| Input rows |
==================================================

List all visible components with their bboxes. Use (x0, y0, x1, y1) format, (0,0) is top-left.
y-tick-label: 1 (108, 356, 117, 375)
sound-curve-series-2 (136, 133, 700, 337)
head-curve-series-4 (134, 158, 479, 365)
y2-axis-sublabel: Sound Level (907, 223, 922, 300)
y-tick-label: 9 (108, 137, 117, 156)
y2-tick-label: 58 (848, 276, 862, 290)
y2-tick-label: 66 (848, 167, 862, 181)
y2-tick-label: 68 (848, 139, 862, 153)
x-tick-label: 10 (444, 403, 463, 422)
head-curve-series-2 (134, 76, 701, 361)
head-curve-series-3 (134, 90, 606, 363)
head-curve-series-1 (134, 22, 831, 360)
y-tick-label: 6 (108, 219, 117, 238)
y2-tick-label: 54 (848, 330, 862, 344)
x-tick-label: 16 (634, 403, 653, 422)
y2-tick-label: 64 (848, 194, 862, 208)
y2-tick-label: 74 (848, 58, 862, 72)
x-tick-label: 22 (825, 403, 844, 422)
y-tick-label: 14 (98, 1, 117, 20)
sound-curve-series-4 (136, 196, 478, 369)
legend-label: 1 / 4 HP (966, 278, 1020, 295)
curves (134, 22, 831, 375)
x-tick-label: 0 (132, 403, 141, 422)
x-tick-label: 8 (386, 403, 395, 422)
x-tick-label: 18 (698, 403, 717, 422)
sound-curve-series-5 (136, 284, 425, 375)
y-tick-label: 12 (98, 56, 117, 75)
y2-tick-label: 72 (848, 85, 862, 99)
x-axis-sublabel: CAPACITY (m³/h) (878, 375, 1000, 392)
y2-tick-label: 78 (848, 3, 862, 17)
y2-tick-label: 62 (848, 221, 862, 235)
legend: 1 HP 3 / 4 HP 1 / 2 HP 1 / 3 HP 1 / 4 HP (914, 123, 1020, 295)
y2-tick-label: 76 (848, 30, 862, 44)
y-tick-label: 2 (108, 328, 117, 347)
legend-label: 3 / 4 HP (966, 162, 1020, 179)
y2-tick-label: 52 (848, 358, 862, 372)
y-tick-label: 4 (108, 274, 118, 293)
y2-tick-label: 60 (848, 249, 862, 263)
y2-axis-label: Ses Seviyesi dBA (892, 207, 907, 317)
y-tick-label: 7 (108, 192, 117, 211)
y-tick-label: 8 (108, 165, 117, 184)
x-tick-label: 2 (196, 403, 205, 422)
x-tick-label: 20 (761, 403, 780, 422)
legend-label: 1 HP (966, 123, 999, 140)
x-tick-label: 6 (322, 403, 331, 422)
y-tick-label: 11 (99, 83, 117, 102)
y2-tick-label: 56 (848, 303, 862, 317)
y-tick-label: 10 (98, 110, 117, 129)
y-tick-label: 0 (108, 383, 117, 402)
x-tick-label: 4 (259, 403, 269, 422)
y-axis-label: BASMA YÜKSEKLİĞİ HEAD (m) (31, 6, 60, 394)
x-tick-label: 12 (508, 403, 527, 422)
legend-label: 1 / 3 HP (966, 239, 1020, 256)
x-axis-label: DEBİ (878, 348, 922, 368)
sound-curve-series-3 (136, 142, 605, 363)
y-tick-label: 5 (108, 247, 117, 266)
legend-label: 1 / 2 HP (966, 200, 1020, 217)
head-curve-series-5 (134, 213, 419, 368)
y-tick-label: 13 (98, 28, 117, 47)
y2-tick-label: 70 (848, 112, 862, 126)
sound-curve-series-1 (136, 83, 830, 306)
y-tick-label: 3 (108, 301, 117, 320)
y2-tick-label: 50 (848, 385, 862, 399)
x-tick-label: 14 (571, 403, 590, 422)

==================================================

| Work required |
Repeat the material above, starting with its first line and ending with the line that contains "y-tick-label: 9 (108, 137, 117, 156)", both included.

| Task result |
List all visible components with their bboxes. Use (x0, y0, x1, y1) format, (0,0) is top-left.
y-tick-label: 1 (108, 356, 117, 375)
sound-curve-series-2 (136, 133, 700, 337)
head-curve-series-4 (134, 158, 479, 365)
y2-axis-sublabel: Sound Level (907, 223, 922, 300)
y-tick-label: 9 (108, 137, 117, 156)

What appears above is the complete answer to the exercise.